* WHAT THE TASK ASKS
In the listing below, find every line with the string "screenshot" and pull it out.

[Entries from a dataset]
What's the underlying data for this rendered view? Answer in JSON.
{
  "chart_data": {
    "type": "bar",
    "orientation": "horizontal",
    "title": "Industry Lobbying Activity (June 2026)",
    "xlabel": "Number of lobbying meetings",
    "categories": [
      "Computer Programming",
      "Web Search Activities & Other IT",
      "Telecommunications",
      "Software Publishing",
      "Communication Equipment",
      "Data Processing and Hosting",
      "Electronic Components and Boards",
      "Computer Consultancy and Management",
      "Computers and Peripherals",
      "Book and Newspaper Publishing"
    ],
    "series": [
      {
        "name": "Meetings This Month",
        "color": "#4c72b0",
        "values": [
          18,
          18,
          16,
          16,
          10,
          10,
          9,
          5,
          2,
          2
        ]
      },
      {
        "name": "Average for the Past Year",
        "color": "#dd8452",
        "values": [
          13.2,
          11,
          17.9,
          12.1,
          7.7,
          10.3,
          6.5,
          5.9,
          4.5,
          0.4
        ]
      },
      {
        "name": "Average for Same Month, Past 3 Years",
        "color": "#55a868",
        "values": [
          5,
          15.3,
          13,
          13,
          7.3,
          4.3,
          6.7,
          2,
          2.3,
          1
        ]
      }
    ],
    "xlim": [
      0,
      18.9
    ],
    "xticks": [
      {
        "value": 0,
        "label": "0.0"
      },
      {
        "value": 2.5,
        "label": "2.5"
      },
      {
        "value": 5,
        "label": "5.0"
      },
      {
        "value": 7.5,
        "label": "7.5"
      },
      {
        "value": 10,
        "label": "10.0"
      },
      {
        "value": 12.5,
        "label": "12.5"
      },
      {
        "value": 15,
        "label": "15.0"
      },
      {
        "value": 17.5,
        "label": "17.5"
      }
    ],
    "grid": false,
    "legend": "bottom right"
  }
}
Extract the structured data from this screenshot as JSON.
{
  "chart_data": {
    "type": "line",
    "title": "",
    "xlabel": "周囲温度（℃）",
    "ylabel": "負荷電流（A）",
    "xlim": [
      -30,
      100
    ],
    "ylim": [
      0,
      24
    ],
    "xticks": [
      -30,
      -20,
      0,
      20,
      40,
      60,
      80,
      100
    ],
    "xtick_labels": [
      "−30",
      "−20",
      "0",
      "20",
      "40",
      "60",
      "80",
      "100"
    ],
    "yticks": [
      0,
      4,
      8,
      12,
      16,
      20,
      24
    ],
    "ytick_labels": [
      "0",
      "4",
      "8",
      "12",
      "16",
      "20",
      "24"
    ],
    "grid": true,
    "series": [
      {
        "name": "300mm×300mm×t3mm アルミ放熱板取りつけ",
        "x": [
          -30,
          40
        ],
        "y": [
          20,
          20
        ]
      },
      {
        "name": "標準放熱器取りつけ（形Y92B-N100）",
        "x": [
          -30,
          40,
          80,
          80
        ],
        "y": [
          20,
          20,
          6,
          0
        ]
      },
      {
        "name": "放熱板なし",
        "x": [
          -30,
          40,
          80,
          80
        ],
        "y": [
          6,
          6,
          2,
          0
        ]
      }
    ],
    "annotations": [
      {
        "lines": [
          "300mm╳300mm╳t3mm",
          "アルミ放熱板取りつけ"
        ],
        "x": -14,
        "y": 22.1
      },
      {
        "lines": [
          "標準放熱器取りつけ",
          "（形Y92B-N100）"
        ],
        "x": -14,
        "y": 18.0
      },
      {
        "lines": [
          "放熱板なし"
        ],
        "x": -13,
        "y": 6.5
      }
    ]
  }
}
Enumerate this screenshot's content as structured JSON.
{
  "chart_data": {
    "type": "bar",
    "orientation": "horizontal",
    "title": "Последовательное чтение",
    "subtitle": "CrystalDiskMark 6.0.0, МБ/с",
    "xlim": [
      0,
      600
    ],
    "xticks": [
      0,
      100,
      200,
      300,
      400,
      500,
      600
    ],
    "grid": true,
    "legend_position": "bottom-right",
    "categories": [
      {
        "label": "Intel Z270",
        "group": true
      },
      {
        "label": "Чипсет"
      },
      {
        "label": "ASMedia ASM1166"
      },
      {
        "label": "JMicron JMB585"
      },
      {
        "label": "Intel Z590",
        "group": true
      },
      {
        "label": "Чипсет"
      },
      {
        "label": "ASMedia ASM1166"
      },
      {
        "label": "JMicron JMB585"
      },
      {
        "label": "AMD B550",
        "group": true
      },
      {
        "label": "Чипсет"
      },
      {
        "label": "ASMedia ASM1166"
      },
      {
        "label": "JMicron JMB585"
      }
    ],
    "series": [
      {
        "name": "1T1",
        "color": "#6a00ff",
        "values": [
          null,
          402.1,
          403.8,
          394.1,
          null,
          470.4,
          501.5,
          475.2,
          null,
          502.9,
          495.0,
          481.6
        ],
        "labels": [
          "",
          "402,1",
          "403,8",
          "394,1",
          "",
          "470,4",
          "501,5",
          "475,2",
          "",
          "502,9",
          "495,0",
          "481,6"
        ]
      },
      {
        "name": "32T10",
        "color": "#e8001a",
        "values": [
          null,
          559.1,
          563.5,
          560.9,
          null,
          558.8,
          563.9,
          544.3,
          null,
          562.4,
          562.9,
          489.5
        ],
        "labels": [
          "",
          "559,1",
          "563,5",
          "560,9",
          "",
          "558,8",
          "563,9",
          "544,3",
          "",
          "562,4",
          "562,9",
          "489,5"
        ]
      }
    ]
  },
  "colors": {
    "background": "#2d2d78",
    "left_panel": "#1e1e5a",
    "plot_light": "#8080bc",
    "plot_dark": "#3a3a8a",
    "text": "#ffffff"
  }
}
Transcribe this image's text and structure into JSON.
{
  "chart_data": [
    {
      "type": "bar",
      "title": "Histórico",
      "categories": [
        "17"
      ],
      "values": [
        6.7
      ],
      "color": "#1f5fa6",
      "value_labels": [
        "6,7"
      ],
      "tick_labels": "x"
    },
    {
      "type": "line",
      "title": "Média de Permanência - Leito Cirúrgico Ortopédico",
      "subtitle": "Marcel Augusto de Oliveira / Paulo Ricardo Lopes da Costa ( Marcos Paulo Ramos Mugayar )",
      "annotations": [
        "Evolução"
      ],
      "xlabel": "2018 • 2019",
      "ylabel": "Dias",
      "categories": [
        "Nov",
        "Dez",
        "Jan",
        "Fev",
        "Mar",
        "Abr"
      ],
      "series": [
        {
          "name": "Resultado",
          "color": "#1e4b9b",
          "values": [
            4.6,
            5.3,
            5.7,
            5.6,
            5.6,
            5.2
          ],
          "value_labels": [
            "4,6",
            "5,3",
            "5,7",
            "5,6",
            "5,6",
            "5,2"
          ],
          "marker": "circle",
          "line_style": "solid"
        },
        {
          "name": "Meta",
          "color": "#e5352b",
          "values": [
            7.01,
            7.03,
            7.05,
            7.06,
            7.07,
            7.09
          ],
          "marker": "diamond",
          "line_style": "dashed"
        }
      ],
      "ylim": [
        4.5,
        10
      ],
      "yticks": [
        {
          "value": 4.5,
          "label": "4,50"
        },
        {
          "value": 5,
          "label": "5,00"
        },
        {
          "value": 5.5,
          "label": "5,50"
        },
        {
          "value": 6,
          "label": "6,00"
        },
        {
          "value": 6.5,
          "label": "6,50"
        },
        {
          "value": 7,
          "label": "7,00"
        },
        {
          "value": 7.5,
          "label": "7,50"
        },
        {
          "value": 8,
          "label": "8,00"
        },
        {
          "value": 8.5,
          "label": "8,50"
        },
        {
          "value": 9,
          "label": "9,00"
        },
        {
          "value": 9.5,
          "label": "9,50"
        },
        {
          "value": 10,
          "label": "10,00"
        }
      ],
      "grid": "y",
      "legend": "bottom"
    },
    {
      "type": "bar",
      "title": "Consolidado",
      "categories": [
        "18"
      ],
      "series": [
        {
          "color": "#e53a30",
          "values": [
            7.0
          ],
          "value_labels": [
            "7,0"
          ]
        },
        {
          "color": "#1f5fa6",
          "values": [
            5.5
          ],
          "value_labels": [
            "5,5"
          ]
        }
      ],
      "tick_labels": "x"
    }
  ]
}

* RESULT OF THIS TASK
Extract the structured data from this screenshot as JSON.
Enumerate this screenshot's content as structured JSON.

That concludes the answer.